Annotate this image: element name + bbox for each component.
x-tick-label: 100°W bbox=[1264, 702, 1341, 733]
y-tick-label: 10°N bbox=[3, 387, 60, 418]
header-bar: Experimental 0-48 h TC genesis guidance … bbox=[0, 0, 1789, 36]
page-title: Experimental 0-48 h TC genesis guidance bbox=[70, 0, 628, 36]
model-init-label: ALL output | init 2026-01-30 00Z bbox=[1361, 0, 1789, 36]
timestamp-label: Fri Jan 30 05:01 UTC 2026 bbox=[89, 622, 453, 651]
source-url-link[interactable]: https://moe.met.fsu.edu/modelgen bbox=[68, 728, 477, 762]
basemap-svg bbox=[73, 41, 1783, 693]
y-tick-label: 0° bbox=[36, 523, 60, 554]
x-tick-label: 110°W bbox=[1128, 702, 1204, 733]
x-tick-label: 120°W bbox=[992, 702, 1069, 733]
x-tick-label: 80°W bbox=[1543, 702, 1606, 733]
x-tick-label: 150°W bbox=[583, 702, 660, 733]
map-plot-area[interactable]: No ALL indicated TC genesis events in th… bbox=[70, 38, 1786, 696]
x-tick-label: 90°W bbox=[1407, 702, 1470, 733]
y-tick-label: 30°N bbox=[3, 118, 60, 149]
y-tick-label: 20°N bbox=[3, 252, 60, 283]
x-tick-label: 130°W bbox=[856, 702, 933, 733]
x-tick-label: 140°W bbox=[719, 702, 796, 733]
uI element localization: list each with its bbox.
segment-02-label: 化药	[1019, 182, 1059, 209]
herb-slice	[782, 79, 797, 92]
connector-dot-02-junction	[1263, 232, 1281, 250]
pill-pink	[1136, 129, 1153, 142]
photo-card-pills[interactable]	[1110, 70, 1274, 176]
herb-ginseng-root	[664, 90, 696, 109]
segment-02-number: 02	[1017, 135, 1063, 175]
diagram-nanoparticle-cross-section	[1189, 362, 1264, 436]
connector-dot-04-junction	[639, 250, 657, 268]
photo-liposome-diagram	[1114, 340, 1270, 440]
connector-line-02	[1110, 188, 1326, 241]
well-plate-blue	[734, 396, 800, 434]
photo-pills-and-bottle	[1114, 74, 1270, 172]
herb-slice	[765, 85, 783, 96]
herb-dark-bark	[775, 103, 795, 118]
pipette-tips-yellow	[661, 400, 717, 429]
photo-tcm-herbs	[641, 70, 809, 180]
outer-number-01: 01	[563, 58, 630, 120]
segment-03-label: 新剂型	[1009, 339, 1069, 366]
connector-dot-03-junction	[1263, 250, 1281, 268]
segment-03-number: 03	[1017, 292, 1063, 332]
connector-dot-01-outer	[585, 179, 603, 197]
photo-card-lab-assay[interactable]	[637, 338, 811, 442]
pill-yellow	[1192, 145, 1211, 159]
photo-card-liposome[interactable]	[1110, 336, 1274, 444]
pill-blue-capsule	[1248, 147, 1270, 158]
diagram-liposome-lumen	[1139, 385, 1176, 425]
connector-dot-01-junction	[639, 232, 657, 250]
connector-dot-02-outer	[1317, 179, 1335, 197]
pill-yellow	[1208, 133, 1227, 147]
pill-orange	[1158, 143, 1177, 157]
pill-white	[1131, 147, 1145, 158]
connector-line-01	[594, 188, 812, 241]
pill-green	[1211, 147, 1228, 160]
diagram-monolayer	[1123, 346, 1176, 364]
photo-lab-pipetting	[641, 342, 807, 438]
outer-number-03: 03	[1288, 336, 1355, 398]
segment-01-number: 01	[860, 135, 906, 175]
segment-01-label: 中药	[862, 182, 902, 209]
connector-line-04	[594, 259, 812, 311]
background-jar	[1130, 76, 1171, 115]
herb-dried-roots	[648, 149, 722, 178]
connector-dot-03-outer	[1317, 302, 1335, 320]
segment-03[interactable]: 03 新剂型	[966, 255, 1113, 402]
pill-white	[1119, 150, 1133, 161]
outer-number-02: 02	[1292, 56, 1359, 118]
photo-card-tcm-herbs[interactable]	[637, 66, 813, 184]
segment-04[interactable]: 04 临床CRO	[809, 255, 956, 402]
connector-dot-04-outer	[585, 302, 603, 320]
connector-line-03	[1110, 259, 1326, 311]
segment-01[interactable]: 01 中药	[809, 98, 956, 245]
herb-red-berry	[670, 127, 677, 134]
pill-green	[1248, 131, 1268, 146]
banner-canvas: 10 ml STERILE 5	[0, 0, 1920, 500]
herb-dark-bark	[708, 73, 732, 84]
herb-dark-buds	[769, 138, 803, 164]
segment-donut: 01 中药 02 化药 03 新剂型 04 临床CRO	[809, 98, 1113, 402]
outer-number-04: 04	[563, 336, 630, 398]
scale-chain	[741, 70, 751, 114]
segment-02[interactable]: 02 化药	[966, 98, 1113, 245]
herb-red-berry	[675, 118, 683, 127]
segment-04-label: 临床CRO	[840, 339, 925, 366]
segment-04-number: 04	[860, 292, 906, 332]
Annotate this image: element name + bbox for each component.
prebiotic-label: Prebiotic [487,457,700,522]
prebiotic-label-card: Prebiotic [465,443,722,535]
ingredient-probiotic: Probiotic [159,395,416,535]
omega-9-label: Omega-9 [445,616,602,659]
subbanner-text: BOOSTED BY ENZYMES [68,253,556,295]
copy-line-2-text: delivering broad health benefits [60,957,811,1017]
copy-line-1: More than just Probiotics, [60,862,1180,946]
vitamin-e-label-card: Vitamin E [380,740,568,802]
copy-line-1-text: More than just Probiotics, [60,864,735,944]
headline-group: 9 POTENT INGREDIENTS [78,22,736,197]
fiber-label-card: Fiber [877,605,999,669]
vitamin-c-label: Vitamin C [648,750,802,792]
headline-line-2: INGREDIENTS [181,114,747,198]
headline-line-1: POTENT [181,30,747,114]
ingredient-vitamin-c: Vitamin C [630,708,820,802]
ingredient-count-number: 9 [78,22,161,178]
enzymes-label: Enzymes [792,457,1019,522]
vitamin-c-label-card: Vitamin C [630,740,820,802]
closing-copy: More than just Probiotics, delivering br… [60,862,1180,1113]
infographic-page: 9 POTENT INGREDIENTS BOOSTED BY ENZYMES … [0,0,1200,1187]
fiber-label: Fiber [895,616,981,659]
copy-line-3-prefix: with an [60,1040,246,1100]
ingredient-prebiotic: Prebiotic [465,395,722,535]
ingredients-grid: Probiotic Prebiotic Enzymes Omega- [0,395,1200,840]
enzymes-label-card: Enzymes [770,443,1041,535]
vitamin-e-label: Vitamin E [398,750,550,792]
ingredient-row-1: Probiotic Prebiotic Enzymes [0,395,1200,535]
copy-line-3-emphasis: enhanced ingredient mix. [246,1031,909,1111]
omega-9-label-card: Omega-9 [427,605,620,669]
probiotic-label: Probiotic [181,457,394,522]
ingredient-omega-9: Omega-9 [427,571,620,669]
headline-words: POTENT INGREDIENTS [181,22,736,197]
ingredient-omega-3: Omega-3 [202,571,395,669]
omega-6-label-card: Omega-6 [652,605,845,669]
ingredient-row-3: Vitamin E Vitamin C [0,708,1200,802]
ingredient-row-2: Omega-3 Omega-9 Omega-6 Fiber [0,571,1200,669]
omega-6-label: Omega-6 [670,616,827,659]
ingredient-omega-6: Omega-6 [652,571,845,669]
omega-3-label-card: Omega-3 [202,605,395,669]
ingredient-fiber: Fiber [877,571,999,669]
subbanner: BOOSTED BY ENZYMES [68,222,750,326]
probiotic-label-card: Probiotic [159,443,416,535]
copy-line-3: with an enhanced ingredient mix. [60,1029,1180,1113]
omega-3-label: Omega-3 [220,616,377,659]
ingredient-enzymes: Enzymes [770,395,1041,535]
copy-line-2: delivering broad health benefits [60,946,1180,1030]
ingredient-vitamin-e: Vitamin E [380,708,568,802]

+ + + + + + +

What is required ::
Filter the records above, keeping each line that contains the word "headline".

Response to the task ::
headline-group: 9 POTENT INGREDIENTS [78,22,736,197]
headline-line-2: INGREDIENTS [181,114,747,198]
headline-line-1: POTENT [181,30,747,114]
headline-words: POTENT INGREDIENTS [181,22,736,197]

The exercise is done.